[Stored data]

START

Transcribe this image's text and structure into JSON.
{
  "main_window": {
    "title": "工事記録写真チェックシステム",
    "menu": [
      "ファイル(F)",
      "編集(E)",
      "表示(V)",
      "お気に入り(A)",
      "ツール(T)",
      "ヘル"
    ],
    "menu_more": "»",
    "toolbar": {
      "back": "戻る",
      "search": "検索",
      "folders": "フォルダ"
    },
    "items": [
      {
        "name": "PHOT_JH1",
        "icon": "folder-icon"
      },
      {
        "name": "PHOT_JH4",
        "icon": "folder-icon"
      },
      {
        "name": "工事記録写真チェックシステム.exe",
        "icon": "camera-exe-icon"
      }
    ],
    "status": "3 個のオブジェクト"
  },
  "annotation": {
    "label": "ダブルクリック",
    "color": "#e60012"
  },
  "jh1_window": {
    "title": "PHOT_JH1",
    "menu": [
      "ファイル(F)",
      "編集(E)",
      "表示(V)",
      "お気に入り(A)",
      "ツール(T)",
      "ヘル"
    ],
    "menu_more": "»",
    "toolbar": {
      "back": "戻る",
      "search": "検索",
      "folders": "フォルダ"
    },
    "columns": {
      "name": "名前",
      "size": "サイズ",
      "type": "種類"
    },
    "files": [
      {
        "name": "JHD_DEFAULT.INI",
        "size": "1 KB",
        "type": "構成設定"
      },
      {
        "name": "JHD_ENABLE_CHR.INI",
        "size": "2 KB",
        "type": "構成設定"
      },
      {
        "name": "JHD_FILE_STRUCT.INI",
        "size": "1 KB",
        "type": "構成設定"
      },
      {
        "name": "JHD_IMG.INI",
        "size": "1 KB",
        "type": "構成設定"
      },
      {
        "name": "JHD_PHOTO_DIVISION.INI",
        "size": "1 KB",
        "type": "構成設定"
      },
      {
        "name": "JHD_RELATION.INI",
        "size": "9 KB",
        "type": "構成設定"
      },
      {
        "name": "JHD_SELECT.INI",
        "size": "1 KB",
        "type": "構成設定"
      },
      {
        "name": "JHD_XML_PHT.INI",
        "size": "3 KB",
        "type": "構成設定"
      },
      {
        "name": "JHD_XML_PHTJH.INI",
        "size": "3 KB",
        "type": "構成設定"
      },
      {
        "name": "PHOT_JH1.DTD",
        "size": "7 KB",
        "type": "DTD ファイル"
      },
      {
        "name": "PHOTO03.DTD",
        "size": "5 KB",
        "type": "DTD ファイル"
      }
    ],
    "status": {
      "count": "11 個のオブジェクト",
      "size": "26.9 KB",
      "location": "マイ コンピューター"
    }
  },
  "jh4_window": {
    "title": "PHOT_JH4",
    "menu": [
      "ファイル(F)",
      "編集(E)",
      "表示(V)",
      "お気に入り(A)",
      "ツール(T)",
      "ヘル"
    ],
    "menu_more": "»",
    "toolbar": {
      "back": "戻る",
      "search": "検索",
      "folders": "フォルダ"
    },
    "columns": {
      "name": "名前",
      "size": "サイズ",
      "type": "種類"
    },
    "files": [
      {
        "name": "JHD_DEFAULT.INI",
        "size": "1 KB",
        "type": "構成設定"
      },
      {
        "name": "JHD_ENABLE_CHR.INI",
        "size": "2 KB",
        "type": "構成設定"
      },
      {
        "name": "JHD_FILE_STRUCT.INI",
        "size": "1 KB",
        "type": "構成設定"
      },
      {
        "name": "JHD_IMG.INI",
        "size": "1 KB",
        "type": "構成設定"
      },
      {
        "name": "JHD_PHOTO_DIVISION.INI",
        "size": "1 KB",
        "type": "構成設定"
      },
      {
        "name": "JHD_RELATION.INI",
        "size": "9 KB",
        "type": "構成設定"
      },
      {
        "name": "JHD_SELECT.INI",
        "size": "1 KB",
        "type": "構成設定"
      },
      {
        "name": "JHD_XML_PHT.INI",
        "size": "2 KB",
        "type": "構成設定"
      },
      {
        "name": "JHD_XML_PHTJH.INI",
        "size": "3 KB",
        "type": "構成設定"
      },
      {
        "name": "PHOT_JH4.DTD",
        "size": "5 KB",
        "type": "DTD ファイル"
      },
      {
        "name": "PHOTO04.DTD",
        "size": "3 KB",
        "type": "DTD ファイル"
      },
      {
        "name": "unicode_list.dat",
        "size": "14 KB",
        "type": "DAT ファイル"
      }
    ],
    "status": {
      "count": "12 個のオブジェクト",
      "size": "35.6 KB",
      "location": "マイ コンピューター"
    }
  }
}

END

* [Problem statement]:
Reproduce the full listing exactly.

* [Finished task]:
Transcribe this image's text and structure into JSON.
{
  "main_window": {
    "title": "工事記録写真チェックシステム",
    "menu": [
      "ファイル(F)",
      "編集(E)",
      "表示(V)",
      "お気に入り(A)",
      "ツール(T)",
      "ヘル"
    ],
    "menu_more": "»",
    "toolbar": {
      "back": "戻る",
      "search": "検索",
      "folders": "フォルダ"
    },
    "items": [
      {
        "name": "PHOT_JH1",
        "icon": "folder-icon"
      },
      {
        "name": "PHOT_JH4",
        "icon": "folder-icon"
      },
      {
        "name": "工事記録写真チェックシステム.exe",
        "icon": "camera-exe-icon"
      }
    ],
    "status": "3 個のオブジェクト"
  },
  "annotation": {
    "label": "ダブルクリック",
    "color": "#e60012"
  },
  "jh1_window": {
    "title": "PHOT_JH1",
    "menu": [
      "ファイル(F)",
      "編集(E)",
      "表示(V)",
      "お気に入り(A)",
      "ツール(T)",
      "ヘル"
    ],
    "menu_more": "»",
    "toolbar": {
      "back": "戻る",
      "search": "検索",
      "folders": "フォルダ"
    },
    "columns": {
      "name": "名前",
      "size": "サイズ",
      "type": "種類"
    },
    "files": [
      {
        "name": "JHD_DEFAULT.INI",
        "size": "1 KB",
        "type": "構成設定"
      },
      {
        "name": "JHD_ENABLE_CHR.INI",
        "size": "2 KB",
        "type": "構成設定"
      },
      {
        "name": "JHD_FILE_STRUCT.INI",
        "size": "1 KB",
        "type": "構成設定"
      },
      {
        "name": "JHD_IMG.INI",
        "size": "1 KB",
        "type": "構成設定"
      },
      {
        "name": "JHD_PHOTO_DIVISION.INI",
        "size": "1 KB",
        "type": "構成設定"
      },
      {
        "name": "JHD_RELATION.INI",
        "size": "9 KB",
        "type": "構成設定"
      },
      {
        "name": "JHD_SELECT.INI",
        "size": "1 KB",
        "type": "構成設定"
      },
      {
        "name": "JHD_XML_PHT.INI",
        "size": "3 KB",
        "type": "構成設定"
      },
      {
        "name": "JHD_XML_PHTJH.INI",
        "size": "3 KB",
        "type": "構成設定"
      },
      {
        "name": "PHOT_JH1.DTD",
        "size": "7 KB",
        "type": "DTD ファイル"
      },
      {
        "name": "PHOTO03.DTD",
        "size": "5 KB",
        "type": "DTD ファイル"
      }
    ],
    "status": {
      "count": "11 個のオブジェクト",
      "size": "26.9 KB",
      "location": "マイ コンピューター"
    }
  },
  "jh4_window": {
    "title": "PHOT_JH4",
    "menu": [
      "ファイル(F)",
      "編集(E)",
      "表示(V)",
      "お気に入り(A)",
      "ツール(T)",
      "ヘル"
    ],
    "menu_more": "»",
    "toolbar": {
      "back": "戻る",
      "search": "検索",
      "folders": "フォルダ"
    },
    "columns": {
      "name": "名前",
      "size": "サイズ",
      "type": "種類"
    },
    "files": [
      {
        "name": "JHD_DEFAULT.INI",
        "size": "1 KB",
        "type": "構成設定"
      },
      {
        "name": "JHD_ENABLE_CHR.INI",
        "size": "2 KB",
        "type": "構成設定"
      },
      {
        "name": "JHD_FILE_STRUCT.INI",
        "size": "1 KB",
        "type": "構成設定"
      },
      {
        "name": "JHD_IMG.INI",
        "size": "1 KB",
        "type": "構成設定"
      },
      {
        "name": "JHD_PHOTO_DIVISION.INI",
        "size": "1 KB",
        "type": "構成設定"
      },
      {
        "name": "JHD_RELATION.INI",
        "size": "9 KB",
        "type": "構成設定"
      },
      {
        "name": "JHD_SELECT.INI",
        "size": "1 KB",
        "type": "構成設定"
      },
      {
        "name": "JHD_XML_PHT.INI",
        "size": "2 KB",
        "type": "構成設定"
      },
      {
        "name": "JHD_XML_PHTJH.INI",
        "size": "3 KB",
        "type": "構成設定"
      },
      {
        "name": "PHOT_JH4.DTD",
        "size": "5 KB",
        "type": "DTD ファイル"
      },
      {
        "name": "PHOTO04.DTD",
        "size": "3 KB",
        "type": "DTD ファイル"
      },
      {
        "name": "unicode_list.dat",
        "size": "14 KB",
        "type": "DAT ファイル"
      }
    ],
    "status": {
      "count": "12 個のオブジェクト",
      "size": "35.6 KB",
      "location": "マイ コンピューター"
    }
  }
}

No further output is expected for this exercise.